* [What is required] Copy the listing below line for line, keeping every character the same.

* [Provided entries]
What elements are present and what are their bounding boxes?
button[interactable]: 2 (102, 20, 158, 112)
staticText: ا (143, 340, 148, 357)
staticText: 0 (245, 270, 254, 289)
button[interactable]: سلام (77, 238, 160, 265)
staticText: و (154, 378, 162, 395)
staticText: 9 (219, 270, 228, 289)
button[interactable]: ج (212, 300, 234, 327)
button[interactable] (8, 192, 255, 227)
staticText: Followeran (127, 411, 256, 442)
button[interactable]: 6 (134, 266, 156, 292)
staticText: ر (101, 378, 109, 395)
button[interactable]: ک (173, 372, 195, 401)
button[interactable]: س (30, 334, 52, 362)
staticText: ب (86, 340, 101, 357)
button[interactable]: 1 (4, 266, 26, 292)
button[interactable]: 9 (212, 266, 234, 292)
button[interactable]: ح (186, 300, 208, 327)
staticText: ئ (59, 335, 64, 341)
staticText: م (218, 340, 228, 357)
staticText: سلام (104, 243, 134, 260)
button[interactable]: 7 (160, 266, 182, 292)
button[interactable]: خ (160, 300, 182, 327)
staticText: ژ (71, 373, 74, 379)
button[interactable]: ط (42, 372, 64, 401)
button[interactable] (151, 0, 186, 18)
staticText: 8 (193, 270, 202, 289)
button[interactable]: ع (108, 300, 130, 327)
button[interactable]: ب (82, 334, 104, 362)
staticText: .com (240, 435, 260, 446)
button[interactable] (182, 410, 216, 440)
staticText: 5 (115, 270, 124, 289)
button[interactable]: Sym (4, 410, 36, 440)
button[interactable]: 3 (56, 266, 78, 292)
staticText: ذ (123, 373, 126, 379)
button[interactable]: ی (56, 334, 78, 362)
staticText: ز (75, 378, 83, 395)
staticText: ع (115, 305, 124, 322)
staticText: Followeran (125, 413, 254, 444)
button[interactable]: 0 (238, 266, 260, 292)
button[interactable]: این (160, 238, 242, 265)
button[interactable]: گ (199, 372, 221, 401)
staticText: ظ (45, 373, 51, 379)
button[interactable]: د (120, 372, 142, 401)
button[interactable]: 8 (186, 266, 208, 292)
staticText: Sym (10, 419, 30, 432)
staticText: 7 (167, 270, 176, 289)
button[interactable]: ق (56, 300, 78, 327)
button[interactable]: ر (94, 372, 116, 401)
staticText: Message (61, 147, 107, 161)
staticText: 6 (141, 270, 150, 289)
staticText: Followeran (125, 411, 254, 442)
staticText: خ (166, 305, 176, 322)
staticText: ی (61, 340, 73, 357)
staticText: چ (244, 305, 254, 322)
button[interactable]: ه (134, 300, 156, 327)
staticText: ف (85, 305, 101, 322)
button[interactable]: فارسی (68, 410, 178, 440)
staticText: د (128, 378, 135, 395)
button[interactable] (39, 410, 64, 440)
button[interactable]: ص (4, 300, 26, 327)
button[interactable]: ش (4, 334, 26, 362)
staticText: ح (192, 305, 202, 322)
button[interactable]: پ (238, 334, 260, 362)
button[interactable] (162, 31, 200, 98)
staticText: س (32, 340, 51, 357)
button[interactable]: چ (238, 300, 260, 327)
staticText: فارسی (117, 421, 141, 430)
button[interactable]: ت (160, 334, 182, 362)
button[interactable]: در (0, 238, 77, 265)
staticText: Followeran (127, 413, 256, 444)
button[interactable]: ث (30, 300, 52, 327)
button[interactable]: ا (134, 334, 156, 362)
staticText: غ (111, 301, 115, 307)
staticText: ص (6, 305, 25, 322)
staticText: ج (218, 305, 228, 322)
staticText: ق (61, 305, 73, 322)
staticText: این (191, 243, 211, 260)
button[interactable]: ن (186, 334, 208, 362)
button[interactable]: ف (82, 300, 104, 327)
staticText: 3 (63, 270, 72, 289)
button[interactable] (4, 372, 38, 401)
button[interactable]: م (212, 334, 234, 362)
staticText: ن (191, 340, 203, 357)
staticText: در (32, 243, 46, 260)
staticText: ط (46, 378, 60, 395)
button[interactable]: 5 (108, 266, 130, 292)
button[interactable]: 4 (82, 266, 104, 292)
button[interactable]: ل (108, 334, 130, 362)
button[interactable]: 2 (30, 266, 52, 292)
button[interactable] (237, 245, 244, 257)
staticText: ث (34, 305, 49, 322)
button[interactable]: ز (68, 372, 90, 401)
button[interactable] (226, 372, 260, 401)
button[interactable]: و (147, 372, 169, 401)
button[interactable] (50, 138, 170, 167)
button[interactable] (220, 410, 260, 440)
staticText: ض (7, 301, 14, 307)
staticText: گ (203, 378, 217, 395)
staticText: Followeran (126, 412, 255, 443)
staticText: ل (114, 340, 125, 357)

* [Task response]
What elements are present and what are their bounding boxes?
button[interactable]: 2 (102, 20, 158, 112)
staticText: ا (143, 340, 148, 357)
staticText: 0 (245, 270, 254, 289)
button[interactable]: سلام (77, 238, 160, 265)
staticText: و (154, 378, 162, 395)
staticText: 9 (219, 270, 228, 289)
button[interactable]: ج (212, 300, 234, 327)
button[interactable] (8, 192, 255, 227)
staticText: Followeran (127, 411, 256, 442)
button[interactable]: 6 (134, 266, 156, 292)
staticText: ر (101, 378, 109, 395)
button[interactable]: ک (173, 372, 195, 401)
button[interactable]: س (30, 334, 52, 362)
staticText: ب (86, 340, 101, 357)
button[interactable]: 1 (4, 266, 26, 292)
button[interactable]: 9 (212, 266, 234, 292)
button[interactable]: ح (186, 300, 208, 327)
staticText: ئ (59, 335, 64, 341)
staticText: م (218, 340, 228, 357)
staticText: سلام (104, 243, 134, 260)
button[interactable]: 7 (160, 266, 182, 292)
button[interactable]: خ (160, 300, 182, 327)
staticText: ژ (71, 373, 74, 379)
button[interactable]: ط (42, 372, 64, 401)
button[interactable] (151, 0, 186, 18)
staticText: 8 (193, 270, 202, 289)
button[interactable]: ع (108, 300, 130, 327)
button[interactable]: ب (82, 334, 104, 362)
staticText: .com (240, 435, 260, 446)
button[interactable] (182, 410, 216, 440)
staticText: 5 (115, 270, 124, 289)
button[interactable]: Sym (4, 410, 36, 440)
button[interactable]: 3 (56, 266, 78, 292)
staticText: ذ (123, 373, 126, 379)
button[interactable]: ی (56, 334, 78, 362)
staticText: ز (75, 378, 83, 395)
staticText: ع (115, 305, 124, 322)
staticText: Followeran (125, 413, 254, 444)
button[interactable]: 0 (238, 266, 260, 292)
button[interactable]: این (160, 238, 242, 265)
button[interactable]: گ (199, 372, 221, 401)
staticText: ظ (45, 373, 51, 379)
button[interactable]: د (120, 372, 142, 401)
button[interactable]: 8 (186, 266, 208, 292)
staticText: Sym (10, 419, 30, 432)
staticText: 7 (167, 270, 176, 289)
button[interactable]: ق (56, 300, 78, 327)
button[interactable]: ر (94, 372, 116, 401)
staticText: Message (61, 147, 107, 161)
staticText: 6 (141, 270, 150, 289)
staticText: Followeran (125, 411, 254, 442)
staticText: خ (166, 305, 176, 322)
staticText: ی (61, 340, 73, 357)
staticText: چ (244, 305, 254, 322)
button[interactable]: ه (134, 300, 156, 327)
staticText: ف (85, 305, 101, 322)
button[interactable]: فارسی (68, 410, 178, 440)
staticText: د (128, 378, 135, 395)
button[interactable] (39, 410, 64, 440)
button[interactable]: ص (4, 300, 26, 327)
button[interactable]: ش (4, 334, 26, 362)
staticText: ح (192, 305, 202, 322)
button[interactable]: پ (238, 334, 260, 362)
button[interactable] (162, 31, 200, 98)
staticText: س (32, 340, 51, 357)
button[interactable]: چ (238, 300, 260, 327)
staticText: فارسی (117, 421, 141, 430)
button[interactable]: ت (160, 334, 182, 362)
button[interactable]: در (0, 238, 77, 265)
staticText: Followeran (127, 413, 256, 444)
button[interactable]: ث (30, 300, 52, 327)
button[interactable]: ا (134, 334, 156, 362)
staticText: غ (111, 301, 115, 307)
staticText: ص (6, 305, 25, 322)
staticText: ج (218, 305, 228, 322)
staticText: ق (61, 305, 73, 322)
staticText: این (191, 243, 211, 260)
button[interactable]: ن (186, 334, 208, 362)
button[interactable]: ف (82, 300, 104, 327)
staticText: 3 (63, 270, 72, 289)
button[interactable] (4, 372, 38, 401)
button[interactable]: م (212, 334, 234, 362)
staticText: ن (191, 340, 203, 357)
staticText: در (32, 243, 46, 260)
staticText: ط (46, 378, 60, 395)
button[interactable]: 5 (108, 266, 130, 292)
button[interactable]: 4 (82, 266, 104, 292)
button[interactable]: ل (108, 334, 130, 362)
button[interactable]: 2 (30, 266, 52, 292)
button[interactable] (237, 245, 244, 257)
staticText: ث (34, 305, 49, 322)
button[interactable]: ز (68, 372, 90, 401)
button[interactable] (226, 372, 260, 401)
button[interactable]: و (147, 372, 169, 401)
button[interactable] (50, 138, 170, 167)
button[interactable] (220, 410, 260, 440)
staticText: ض (7, 301, 14, 307)
staticText: گ (203, 378, 217, 395)
staticText: Followeran (126, 412, 255, 443)
staticText: ل (114, 340, 125, 357)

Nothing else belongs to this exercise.